### Supplied records
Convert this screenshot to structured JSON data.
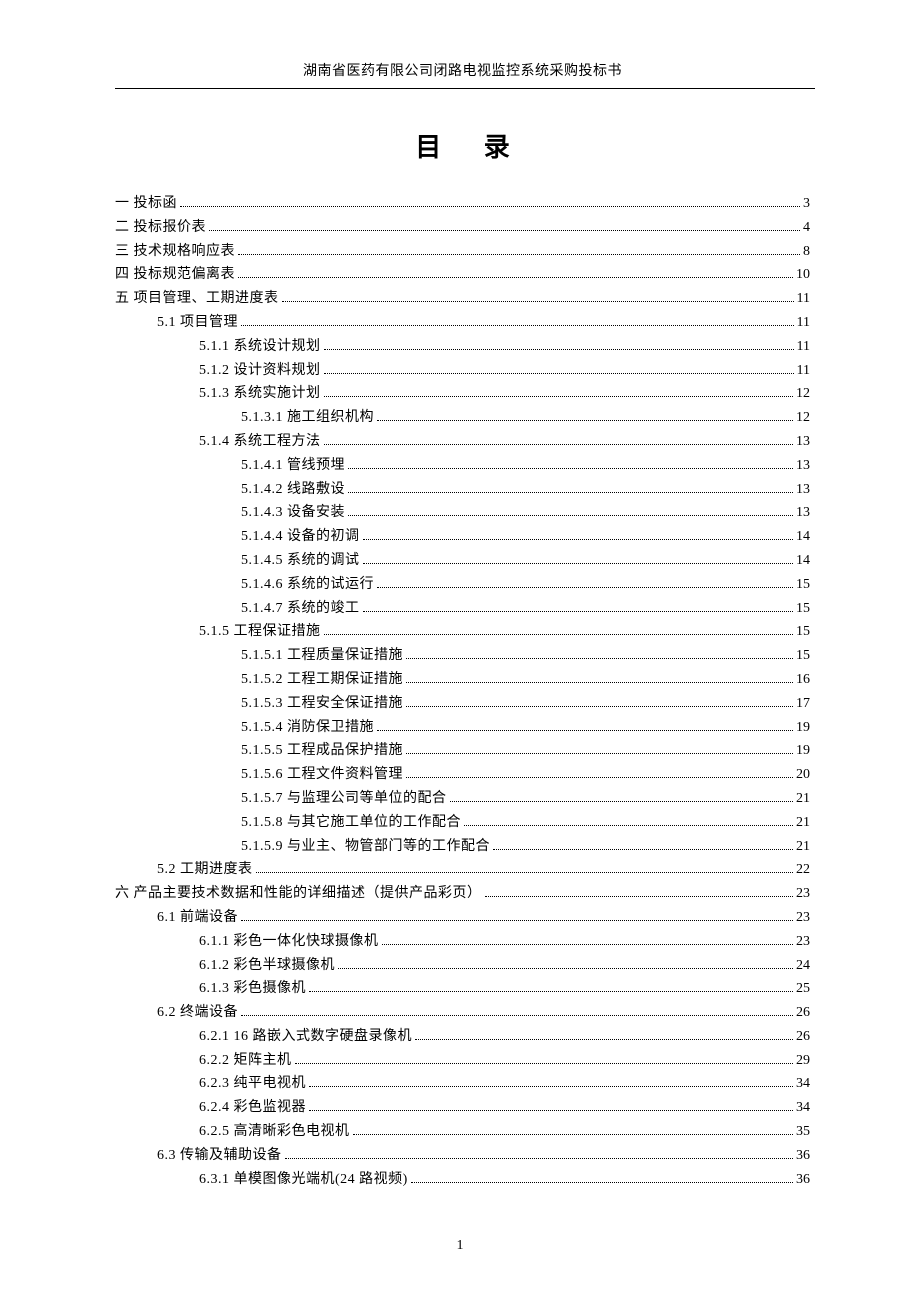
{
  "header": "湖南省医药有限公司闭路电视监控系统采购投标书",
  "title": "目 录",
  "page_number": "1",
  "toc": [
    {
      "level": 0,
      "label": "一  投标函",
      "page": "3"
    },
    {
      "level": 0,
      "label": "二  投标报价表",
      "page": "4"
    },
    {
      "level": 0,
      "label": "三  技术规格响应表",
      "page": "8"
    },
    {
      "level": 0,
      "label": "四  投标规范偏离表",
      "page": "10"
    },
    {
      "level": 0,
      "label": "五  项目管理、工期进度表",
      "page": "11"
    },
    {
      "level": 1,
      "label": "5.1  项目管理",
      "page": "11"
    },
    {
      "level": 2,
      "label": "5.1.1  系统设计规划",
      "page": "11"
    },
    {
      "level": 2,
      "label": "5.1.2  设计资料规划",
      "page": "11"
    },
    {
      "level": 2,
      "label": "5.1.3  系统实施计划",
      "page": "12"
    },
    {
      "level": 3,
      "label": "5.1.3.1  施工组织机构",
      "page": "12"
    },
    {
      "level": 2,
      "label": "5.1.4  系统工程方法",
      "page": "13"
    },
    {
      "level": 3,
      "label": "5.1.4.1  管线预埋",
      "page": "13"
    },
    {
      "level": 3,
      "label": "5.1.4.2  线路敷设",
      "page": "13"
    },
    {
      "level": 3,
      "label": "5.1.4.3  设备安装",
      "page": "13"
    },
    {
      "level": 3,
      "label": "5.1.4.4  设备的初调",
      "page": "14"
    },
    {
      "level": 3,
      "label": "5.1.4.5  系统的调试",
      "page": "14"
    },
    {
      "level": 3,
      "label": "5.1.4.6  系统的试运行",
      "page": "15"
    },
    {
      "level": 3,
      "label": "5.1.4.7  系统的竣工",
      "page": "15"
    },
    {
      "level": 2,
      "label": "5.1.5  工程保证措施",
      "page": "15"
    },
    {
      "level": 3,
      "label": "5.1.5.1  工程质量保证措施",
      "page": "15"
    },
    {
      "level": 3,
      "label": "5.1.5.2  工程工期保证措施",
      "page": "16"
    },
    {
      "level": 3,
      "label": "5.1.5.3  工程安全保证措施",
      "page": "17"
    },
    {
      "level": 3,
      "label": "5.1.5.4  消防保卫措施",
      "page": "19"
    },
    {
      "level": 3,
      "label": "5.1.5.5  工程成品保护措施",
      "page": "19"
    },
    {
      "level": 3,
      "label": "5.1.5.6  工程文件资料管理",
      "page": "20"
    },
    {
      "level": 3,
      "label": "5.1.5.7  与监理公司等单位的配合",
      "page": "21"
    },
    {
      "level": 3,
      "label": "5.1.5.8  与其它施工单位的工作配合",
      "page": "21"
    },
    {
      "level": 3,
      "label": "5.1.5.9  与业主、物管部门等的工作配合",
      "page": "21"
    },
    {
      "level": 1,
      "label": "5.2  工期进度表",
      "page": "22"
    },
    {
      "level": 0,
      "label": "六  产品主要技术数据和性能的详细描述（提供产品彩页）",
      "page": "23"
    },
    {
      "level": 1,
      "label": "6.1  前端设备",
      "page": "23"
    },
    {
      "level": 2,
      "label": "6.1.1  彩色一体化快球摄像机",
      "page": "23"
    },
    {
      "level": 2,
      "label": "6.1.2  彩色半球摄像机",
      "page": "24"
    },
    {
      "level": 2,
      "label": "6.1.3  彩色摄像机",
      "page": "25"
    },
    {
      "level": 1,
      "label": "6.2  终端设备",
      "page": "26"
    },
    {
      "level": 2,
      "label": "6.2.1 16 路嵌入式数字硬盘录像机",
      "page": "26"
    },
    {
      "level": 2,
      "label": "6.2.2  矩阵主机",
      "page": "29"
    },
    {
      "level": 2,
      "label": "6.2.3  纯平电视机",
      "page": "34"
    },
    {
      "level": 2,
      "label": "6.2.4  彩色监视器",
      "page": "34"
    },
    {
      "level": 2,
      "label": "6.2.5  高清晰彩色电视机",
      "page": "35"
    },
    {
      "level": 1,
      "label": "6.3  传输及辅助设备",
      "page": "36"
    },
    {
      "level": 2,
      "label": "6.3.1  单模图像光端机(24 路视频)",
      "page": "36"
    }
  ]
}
######
### Supplied records
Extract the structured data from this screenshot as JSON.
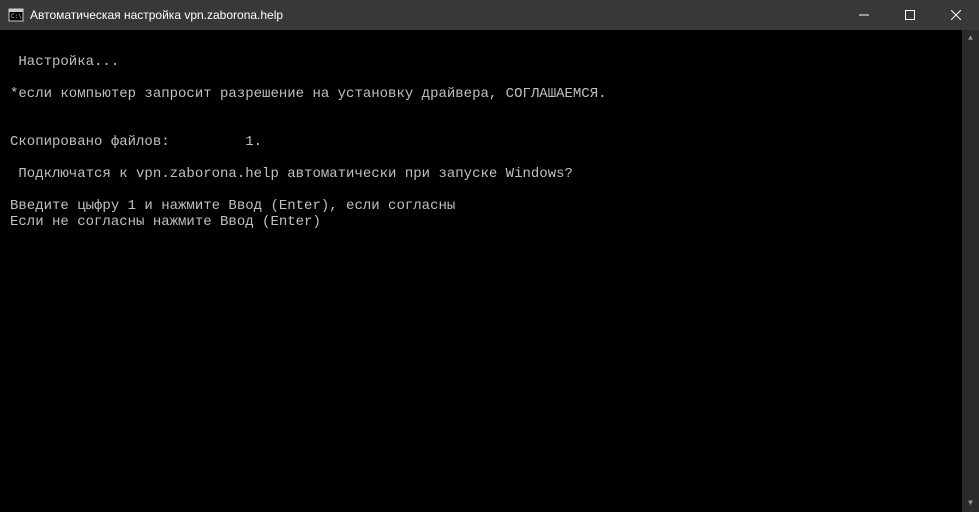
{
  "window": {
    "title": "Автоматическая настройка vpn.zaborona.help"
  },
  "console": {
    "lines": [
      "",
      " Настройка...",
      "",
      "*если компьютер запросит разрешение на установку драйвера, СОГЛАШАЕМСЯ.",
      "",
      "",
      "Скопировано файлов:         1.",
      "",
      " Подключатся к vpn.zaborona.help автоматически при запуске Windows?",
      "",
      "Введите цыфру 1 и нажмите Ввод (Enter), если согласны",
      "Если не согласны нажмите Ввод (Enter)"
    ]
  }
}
######
◆ **Problem requirements**
Search the listing for the string "нажмите". Copy each line where it turns up.

◆ **Task output**
      "Введите цыфру 1 и нажмите Ввод (Enter), если согласны",
      "Если не согласны нажмите Ввод (Enter)"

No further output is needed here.